* Start INPUT ROWS *

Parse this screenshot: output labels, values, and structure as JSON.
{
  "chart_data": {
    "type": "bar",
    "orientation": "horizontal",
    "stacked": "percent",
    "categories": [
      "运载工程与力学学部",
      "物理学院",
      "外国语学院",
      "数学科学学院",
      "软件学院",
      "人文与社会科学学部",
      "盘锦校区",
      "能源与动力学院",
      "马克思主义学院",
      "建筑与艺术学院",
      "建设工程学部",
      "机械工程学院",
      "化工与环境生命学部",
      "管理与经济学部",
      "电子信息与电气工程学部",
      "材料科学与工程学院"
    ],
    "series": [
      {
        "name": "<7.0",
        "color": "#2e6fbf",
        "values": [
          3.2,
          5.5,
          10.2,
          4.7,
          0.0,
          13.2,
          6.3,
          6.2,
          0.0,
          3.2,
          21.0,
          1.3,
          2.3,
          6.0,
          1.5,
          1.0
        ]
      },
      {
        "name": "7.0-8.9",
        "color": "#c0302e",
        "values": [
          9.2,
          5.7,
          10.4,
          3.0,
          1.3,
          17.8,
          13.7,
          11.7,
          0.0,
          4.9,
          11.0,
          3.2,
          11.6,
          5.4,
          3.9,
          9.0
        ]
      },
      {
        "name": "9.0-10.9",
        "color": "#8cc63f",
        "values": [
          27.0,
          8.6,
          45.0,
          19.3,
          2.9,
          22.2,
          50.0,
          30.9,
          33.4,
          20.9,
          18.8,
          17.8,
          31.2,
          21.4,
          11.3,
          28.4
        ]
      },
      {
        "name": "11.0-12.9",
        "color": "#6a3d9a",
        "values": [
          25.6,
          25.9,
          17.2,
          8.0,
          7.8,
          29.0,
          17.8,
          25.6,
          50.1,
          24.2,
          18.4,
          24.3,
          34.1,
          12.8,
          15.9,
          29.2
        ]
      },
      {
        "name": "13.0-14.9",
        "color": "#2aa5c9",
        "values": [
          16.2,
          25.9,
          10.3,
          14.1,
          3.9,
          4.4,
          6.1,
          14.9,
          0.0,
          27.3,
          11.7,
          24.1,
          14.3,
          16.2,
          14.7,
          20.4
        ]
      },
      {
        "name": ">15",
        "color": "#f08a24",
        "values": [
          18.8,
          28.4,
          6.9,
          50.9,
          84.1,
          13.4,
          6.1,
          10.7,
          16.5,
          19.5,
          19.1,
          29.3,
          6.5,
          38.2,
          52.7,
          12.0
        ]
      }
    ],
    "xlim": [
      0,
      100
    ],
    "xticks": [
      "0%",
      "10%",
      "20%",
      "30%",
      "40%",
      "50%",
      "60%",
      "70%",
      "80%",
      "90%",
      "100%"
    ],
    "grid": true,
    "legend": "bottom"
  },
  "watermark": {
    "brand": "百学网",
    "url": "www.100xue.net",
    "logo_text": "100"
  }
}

* End INPUT ROWS *

**TASK TO CARRY OUT**
All of the material above needs to be retyped word for word.

**TASK ANSWER**
Parse this screenshot: output labels, values, and structure as JSON.
{
  "chart_data": {
    "type": "bar",
    "orientation": "horizontal",
    "stacked": "percent",
    "categories": [
      "运载工程与力学学部",
      "物理学院",
      "外国语学院",
      "数学科学学院",
      "软件学院",
      "人文与社会科学学部",
      "盘锦校区",
      "能源与动力学院",
      "马克思主义学院",
      "建筑与艺术学院",
      "建设工程学部",
      "机械工程学院",
      "化工与环境生命学部",
      "管理与经济学部",
      "电子信息与电气工程学部",
      "材料科学与工程学院"
    ],
    "series": [
      {
        "name": "<7.0",
        "color": "#2e6fbf",
        "values": [
          3.2,
          5.5,
          10.2,
          4.7,
          0.0,
          13.2,
          6.3,
          6.2,
          0.0,
          3.2,
          21.0,
          1.3,
          2.3,
          6.0,
          1.5,
          1.0
        ]
      },
      {
        "name": "7.0-8.9",
        "color": "#c0302e",
        "values": [
          9.2,
          5.7,
          10.4,
          3.0,
          1.3,
          17.8,
          13.7,
          11.7,
          0.0,
          4.9,
          11.0,
          3.2,
          11.6,
          5.4,
          3.9,
          9.0
        ]
      },
      {
        "name": "9.0-10.9",
        "color": "#8cc63f",
        "values": [
          27.0,
          8.6,
          45.0,
          19.3,
          2.9,
          22.2,
          50.0,
          30.9,
          33.4,
          20.9,
          18.8,
          17.8,
          31.2,
          21.4,
          11.3,
          28.4
        ]
      },
      {
        "name": "11.0-12.9",
        "color": "#6a3d9a",
        "values": [
          25.6,
          25.9,
          17.2,
          8.0,
          7.8,
          29.0,
          17.8,
          25.6,
          50.1,
          24.2,
          18.4,
          24.3,
          34.1,
          12.8,
          15.9,
          29.2
        ]
      },
      {
        "name": "13.0-14.9",
        "color": "#2aa5c9",
        "values": [
          16.2,
          25.9,
          10.3,
          14.1,
          3.9,
          4.4,
          6.1,
          14.9,
          0.0,
          27.3,
          11.7,
          24.1,
          14.3,
          16.2,
          14.7,
          20.4
        ]
      },
      {
        "name": ">15",
        "color": "#f08a24",
        "values": [
          18.8,
          28.4,
          6.9,
          50.9,
          84.1,
          13.4,
          6.1,
          10.7,
          16.5,
          19.5,
          19.1,
          29.3,
          6.5,
          38.2,
          52.7,
          12.0
        ]
      }
    ],
    "xlim": [
      0,
      100
    ],
    "xticks": [
      "0%",
      "10%",
      "20%",
      "30%",
      "40%",
      "50%",
      "60%",
      "70%",
      "80%",
      "90%",
      "100%"
    ],
    "grid": true,
    "legend": "bottom"
  },
  "watermark": {
    "brand": "百学网",
    "url": "www.100xue.net",
    "logo_text": "100"
  }
}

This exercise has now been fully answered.